▶ [Given task] Count lines, not occurrences: give the number of lines holding the word "title", and nothing besides.

▶ [Record list]
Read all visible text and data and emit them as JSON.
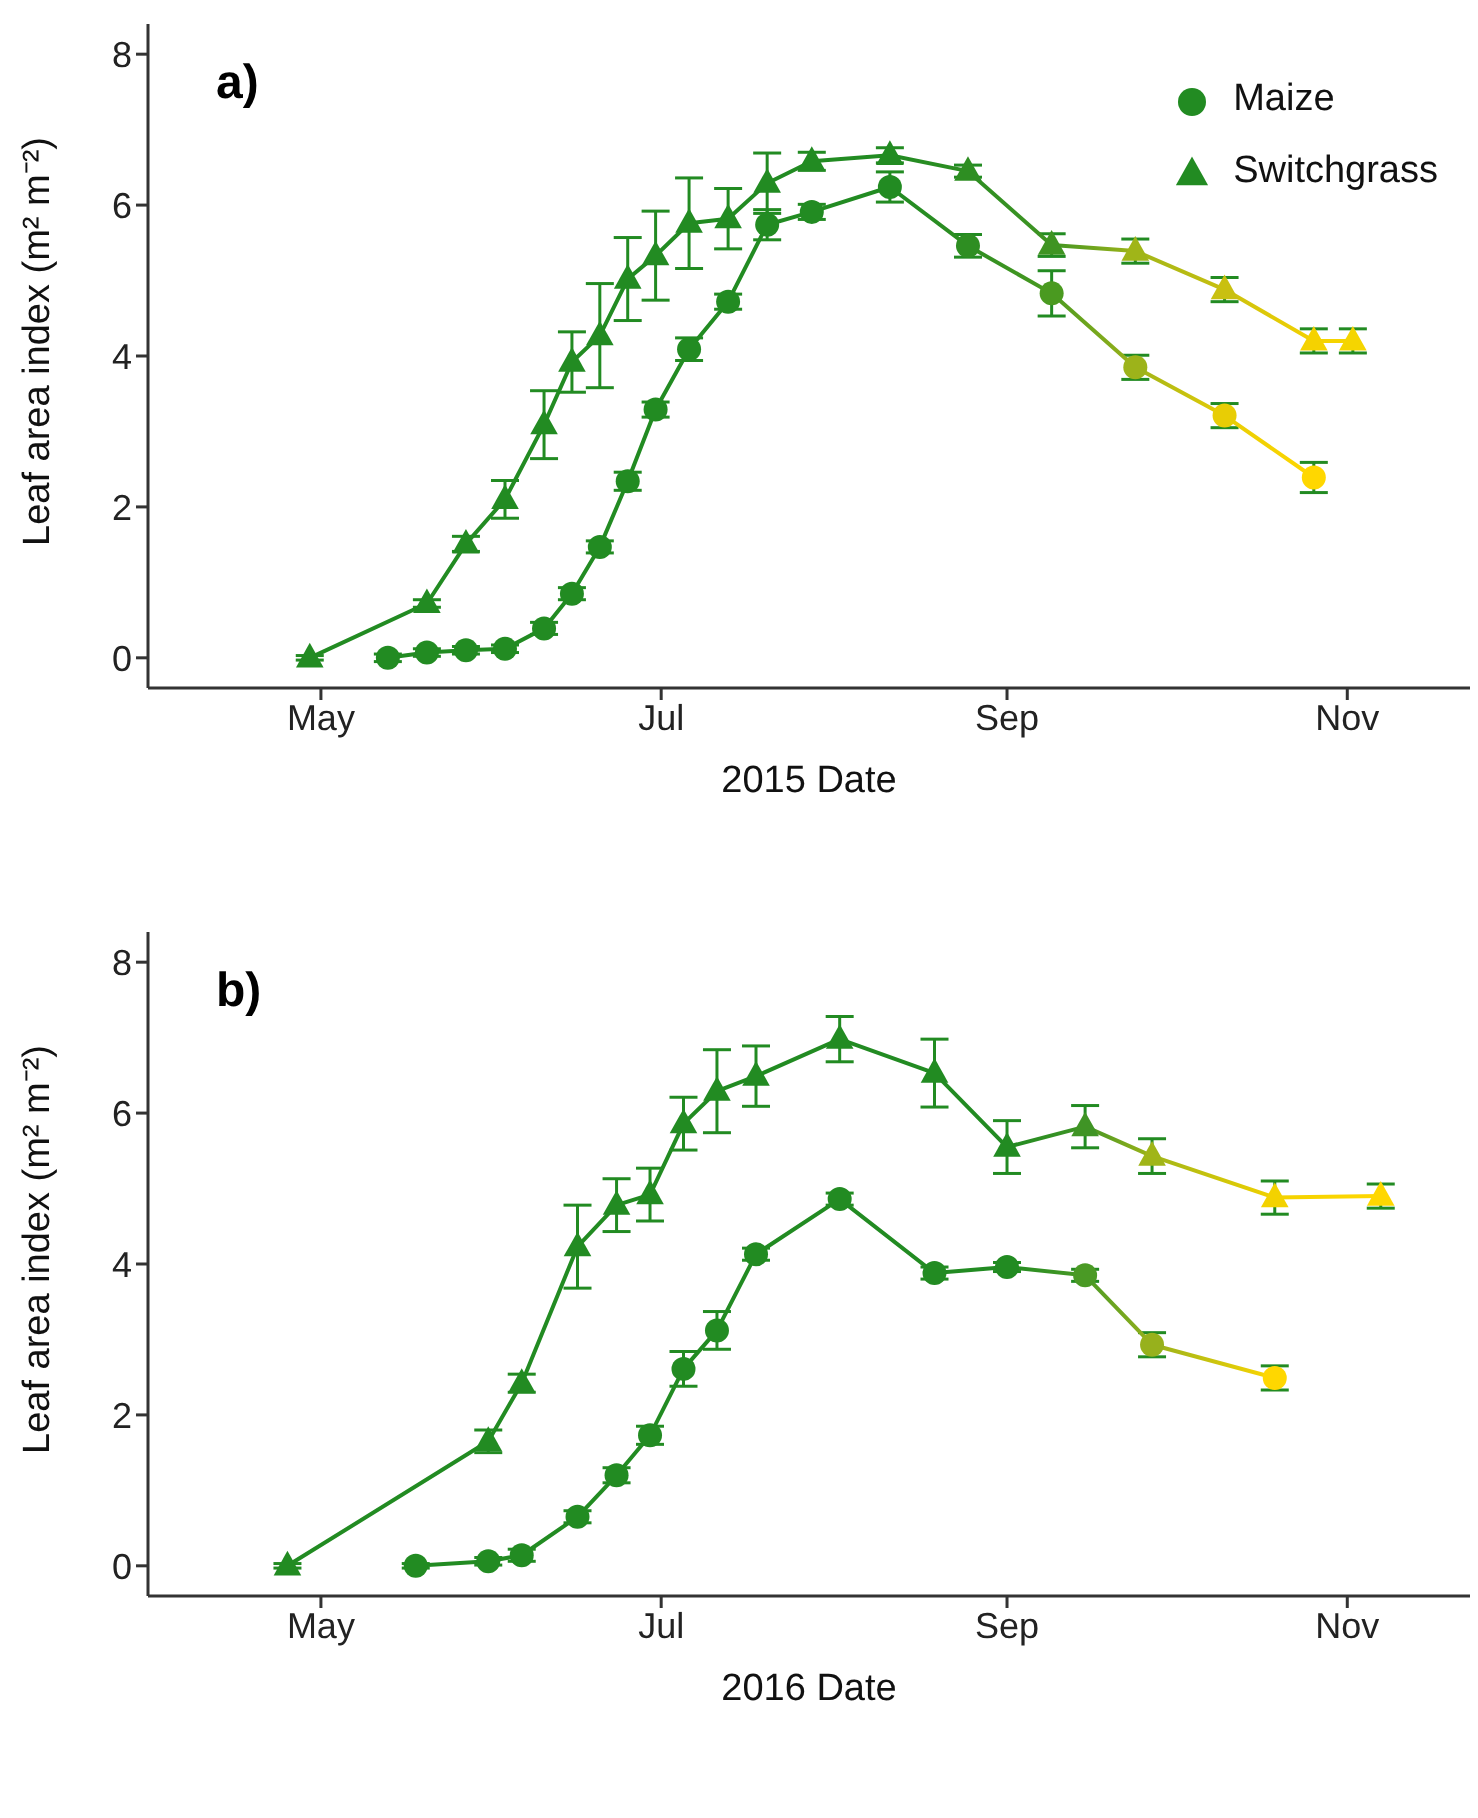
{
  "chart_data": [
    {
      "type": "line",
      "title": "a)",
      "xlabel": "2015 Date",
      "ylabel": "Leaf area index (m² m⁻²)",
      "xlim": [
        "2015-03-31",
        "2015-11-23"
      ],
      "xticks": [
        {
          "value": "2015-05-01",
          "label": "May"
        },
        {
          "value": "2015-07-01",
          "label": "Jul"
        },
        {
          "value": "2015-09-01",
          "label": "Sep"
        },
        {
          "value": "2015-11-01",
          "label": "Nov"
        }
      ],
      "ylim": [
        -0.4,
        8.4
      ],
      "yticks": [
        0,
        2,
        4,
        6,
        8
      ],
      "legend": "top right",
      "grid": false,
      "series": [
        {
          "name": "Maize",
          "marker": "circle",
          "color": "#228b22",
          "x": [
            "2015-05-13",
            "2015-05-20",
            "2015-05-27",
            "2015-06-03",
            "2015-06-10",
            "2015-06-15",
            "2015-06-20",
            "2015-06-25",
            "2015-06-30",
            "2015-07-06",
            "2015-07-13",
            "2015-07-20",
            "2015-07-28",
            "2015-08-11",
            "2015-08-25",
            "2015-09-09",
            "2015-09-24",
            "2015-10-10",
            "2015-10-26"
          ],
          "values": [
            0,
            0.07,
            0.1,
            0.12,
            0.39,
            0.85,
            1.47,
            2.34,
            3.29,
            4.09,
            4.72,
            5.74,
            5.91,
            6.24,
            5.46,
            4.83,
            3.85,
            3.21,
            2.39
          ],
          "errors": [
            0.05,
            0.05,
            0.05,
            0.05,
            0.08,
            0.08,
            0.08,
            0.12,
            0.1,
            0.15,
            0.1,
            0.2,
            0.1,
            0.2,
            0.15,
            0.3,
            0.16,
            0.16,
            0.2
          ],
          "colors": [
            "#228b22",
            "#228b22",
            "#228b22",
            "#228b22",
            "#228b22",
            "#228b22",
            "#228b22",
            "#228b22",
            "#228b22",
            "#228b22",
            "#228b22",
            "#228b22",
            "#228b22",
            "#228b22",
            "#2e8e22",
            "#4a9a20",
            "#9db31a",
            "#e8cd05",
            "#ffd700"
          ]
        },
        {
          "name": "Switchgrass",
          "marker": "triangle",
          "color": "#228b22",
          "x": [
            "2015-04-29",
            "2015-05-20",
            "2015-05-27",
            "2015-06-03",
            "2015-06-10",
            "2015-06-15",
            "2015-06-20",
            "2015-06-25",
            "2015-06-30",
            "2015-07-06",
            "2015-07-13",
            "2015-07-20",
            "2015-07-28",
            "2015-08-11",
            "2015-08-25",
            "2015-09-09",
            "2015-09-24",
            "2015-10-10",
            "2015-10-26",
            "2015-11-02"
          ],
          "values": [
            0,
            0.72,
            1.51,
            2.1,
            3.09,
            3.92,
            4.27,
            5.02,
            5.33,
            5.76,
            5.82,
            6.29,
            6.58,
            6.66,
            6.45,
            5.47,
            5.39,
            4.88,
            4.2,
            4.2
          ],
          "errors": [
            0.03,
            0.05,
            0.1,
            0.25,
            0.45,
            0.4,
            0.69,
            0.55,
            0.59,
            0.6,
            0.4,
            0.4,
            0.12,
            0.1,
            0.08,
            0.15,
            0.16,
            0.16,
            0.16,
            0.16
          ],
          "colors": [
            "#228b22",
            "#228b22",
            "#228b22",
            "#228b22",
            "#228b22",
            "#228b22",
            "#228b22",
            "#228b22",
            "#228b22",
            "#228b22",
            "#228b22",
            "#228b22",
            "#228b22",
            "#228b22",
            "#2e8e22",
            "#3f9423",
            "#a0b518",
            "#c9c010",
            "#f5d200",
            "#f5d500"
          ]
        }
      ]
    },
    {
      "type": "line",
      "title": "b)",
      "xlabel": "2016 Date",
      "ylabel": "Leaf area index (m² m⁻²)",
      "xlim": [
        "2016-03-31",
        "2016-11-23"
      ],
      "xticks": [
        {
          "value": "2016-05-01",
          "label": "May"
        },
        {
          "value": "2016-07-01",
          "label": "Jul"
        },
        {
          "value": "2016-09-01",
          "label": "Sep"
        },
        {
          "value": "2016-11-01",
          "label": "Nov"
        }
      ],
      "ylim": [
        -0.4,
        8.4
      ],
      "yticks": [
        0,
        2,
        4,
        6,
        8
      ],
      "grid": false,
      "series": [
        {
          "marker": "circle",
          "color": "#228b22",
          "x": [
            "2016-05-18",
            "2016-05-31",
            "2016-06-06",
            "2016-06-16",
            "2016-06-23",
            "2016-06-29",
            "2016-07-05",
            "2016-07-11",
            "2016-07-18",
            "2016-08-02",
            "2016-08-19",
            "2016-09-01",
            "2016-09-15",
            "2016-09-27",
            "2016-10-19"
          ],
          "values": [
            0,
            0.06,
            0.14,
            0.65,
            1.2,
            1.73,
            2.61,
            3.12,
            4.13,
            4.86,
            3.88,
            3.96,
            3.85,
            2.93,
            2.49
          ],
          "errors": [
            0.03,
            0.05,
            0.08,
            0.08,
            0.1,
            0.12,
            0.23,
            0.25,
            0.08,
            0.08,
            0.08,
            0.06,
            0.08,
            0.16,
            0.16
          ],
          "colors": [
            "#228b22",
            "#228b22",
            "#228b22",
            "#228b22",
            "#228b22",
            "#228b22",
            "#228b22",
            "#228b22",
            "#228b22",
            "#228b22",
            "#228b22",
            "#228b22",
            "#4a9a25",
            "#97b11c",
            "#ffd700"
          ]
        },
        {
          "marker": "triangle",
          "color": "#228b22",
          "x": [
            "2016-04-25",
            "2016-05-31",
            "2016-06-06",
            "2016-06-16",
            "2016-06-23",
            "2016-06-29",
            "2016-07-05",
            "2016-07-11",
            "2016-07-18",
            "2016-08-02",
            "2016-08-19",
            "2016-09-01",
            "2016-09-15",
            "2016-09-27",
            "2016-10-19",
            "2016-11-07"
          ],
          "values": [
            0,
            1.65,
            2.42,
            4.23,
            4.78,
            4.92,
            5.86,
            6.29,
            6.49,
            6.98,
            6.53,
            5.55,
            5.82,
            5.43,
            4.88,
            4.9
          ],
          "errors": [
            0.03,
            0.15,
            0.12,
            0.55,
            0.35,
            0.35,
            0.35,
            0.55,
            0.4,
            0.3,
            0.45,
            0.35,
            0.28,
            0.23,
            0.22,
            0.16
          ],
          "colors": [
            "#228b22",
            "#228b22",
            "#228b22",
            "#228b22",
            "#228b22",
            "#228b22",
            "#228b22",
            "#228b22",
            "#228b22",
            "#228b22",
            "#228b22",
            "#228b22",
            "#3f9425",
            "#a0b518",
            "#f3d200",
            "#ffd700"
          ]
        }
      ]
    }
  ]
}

...

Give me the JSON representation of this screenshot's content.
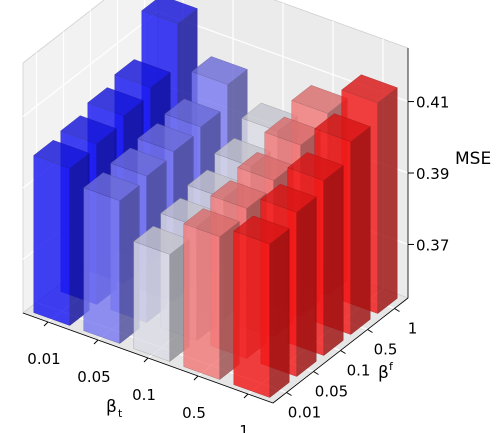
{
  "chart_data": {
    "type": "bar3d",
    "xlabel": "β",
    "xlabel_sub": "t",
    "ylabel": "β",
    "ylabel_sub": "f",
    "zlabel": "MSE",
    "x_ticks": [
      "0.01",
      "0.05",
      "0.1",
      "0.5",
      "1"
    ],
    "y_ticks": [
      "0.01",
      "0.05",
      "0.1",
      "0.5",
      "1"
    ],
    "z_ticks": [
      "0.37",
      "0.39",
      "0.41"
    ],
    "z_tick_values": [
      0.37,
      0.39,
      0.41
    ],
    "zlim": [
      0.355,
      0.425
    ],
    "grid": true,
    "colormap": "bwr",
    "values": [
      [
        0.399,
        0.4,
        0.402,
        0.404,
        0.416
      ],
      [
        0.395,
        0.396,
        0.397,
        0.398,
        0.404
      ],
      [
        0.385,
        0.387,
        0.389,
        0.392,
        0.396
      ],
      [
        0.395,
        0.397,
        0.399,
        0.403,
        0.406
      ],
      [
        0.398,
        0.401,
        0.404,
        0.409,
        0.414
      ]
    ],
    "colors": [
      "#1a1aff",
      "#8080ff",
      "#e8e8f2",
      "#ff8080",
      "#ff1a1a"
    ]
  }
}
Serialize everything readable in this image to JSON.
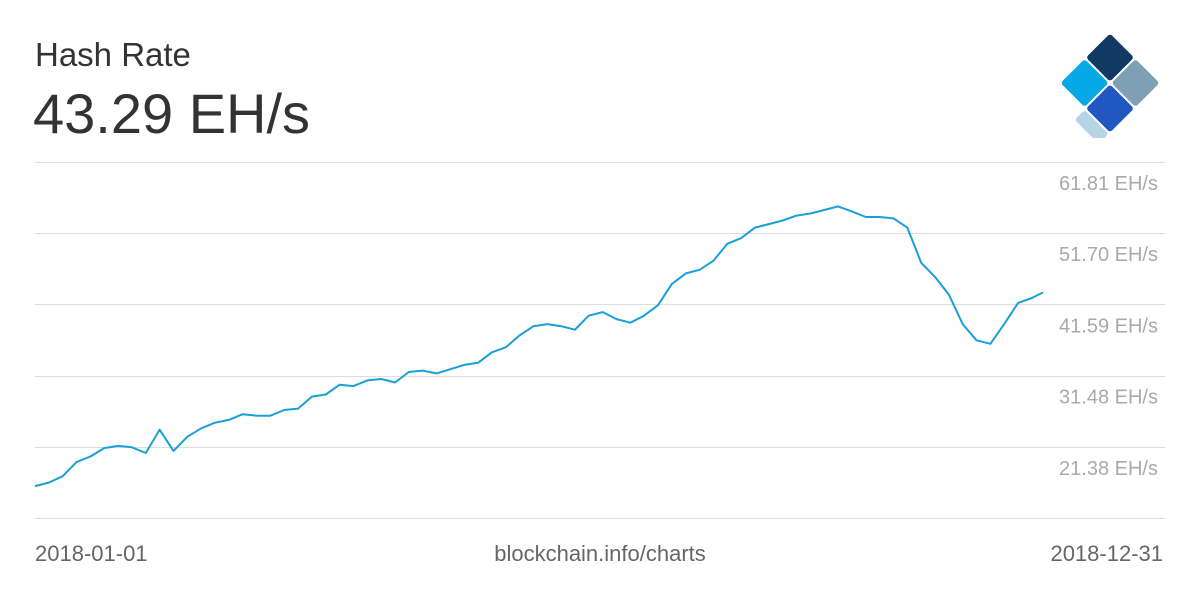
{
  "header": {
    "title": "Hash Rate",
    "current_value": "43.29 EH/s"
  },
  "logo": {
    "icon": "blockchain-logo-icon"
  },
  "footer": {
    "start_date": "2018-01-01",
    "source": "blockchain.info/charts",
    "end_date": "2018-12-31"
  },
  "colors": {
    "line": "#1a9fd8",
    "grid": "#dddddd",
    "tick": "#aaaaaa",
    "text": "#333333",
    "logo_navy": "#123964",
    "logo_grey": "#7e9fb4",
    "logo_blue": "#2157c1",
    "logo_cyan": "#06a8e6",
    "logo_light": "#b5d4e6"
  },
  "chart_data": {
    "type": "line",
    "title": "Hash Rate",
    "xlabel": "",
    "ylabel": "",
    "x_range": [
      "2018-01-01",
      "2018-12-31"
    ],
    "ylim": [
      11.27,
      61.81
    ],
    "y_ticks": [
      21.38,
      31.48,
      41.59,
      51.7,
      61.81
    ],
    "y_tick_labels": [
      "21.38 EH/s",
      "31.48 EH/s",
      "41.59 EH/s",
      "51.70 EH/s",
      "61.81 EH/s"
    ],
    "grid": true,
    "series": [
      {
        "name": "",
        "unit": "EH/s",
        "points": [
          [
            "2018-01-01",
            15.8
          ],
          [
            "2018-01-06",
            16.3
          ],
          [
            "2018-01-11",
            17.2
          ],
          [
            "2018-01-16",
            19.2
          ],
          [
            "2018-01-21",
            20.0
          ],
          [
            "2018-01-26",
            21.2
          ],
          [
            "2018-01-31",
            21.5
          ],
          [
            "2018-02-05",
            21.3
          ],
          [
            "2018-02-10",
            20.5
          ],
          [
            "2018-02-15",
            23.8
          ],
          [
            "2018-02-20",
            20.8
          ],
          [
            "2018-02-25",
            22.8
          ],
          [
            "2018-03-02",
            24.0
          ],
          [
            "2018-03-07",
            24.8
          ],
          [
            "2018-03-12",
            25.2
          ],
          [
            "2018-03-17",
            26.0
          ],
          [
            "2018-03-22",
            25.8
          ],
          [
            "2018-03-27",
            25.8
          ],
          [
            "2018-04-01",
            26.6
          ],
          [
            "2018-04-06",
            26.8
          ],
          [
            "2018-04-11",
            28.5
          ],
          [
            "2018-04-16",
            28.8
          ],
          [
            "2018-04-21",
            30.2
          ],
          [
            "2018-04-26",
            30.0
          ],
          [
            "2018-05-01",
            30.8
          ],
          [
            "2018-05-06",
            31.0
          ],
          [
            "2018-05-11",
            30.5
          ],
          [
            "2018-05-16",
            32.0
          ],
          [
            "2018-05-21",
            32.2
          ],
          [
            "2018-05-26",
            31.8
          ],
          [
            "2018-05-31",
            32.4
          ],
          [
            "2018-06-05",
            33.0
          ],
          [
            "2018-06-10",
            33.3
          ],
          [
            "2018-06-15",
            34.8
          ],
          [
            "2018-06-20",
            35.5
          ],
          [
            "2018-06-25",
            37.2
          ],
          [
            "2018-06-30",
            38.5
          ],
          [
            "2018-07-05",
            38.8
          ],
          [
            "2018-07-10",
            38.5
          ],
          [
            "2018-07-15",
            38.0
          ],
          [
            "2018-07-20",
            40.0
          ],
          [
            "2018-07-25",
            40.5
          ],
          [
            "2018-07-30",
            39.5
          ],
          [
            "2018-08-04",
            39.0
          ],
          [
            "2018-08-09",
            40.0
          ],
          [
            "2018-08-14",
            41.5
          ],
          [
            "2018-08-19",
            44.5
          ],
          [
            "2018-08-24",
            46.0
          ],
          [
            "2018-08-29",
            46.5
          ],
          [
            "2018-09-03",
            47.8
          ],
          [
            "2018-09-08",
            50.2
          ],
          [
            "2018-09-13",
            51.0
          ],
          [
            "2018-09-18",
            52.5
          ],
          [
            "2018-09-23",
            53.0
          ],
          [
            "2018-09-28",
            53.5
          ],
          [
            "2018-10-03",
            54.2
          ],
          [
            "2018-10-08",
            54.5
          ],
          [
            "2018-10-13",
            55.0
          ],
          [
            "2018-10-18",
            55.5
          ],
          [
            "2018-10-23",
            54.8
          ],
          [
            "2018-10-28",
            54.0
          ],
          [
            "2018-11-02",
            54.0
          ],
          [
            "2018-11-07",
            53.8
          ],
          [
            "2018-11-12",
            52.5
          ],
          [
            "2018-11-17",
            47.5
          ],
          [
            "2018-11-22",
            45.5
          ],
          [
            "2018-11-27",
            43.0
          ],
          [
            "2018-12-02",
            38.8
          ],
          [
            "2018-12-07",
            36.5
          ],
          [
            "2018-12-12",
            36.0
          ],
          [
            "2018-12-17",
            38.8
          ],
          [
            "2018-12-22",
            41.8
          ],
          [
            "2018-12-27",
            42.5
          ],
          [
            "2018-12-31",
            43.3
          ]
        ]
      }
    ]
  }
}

▶ [Result of the task] 4